What is needed:
The records that follow need to be output exactly as they are.

[Dataset items]
════════════════

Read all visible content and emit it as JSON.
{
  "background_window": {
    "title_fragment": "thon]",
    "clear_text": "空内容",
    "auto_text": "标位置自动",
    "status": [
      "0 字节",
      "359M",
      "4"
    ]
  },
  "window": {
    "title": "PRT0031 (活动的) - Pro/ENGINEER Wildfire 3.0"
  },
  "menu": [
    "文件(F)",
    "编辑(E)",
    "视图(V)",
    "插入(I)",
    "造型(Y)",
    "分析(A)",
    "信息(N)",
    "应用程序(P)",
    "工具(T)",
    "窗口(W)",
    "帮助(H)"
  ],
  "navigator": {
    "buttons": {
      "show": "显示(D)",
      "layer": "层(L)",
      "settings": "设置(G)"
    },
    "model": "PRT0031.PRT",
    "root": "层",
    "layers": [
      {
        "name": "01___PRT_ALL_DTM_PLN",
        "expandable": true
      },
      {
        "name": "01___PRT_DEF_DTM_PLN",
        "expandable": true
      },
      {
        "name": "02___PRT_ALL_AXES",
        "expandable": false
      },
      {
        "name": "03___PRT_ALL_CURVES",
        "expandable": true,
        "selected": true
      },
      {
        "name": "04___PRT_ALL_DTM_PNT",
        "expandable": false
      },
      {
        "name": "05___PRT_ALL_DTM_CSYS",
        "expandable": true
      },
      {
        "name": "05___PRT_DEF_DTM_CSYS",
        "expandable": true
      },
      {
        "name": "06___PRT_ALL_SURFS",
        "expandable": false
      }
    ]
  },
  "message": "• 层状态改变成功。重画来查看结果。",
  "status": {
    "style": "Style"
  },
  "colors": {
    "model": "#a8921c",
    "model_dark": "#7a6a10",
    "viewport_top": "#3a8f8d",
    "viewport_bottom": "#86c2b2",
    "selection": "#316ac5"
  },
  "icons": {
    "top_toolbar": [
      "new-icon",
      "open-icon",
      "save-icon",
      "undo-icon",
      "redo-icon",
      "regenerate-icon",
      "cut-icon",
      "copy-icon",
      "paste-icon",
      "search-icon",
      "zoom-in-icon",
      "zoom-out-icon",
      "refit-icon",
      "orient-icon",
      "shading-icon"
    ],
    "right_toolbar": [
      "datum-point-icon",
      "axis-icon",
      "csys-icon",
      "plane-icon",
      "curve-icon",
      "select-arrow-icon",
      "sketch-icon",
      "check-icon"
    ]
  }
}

════════════════

Complete response:
Read all visible content and emit it as JSON.
{
  "background_window": {
    "title_fragment": "thon]",
    "clear_text": "空内容",
    "auto_text": "标位置自动",
    "status": [
      "0 字节",
      "359M",
      "4"
    ]
  },
  "window": {
    "title": "PRT0031 (活动的) - Pro/ENGINEER Wildfire 3.0"
  },
  "menu": [
    "文件(F)",
    "编辑(E)",
    "视图(V)",
    "插入(I)",
    "造型(Y)",
    "分析(A)",
    "信息(N)",
    "应用程序(P)",
    "工具(T)",
    "窗口(W)",
    "帮助(H)"
  ],
  "navigator": {
    "buttons": {
      "show": "显示(D)",
      "layer": "层(L)",
      "settings": "设置(G)"
    },
    "model": "PRT0031.PRT",
    "root": "层",
    "layers": [
      {
        "name": "01___PRT_ALL_DTM_PLN",
        "expandable": true
      },
      {
        "name": "01___PRT_DEF_DTM_PLN",
        "expandable": true
      },
      {
        "name": "02___PRT_ALL_AXES",
        "expandable": false
      },
      {
        "name": "03___PRT_ALL_CURVES",
        "expandable": true,
        "selected": true
      },
      {
        "name": "04___PRT_ALL_DTM_PNT",
        "expandable": false
      },
      {
        "name": "05___PRT_ALL_DTM_CSYS",
        "expandable": true
      },
      {
        "name": "05___PRT_DEF_DTM_CSYS",
        "expandable": true
      },
      {
        "name": "06___PRT_ALL_SURFS",
        "expandable": false
      }
    ]
  },
  "message": "• 层状态改变成功。重画来查看结果。",
  "status": {
    "style": "Style"
  },
  "colors": {
    "model": "#a8921c",
    "model_dark": "#7a6a10",
    "viewport_top": "#3a8f8d",
    "viewport_bottom": "#86c2b2",
    "selection": "#316ac5"
  },
  "icons": {
    "top_toolbar": [
      "new-icon",
      "open-icon",
      "save-icon",
      "undo-icon",
      "redo-icon",
      "regenerate-icon",
      "cut-icon",
      "copy-icon",
      "paste-icon",
      "search-icon",
      "zoom-in-icon",
      "zoom-out-icon",
      "refit-icon",
      "orient-icon",
      "shading-icon"
    ],
    "right_toolbar": [
      "datum-point-icon",
      "axis-icon",
      "csys-icon",
      "plane-icon",
      "curve-icon",
      "select-arrow-icon",
      "sketch-icon",
      "check-icon"
    ]
  }
}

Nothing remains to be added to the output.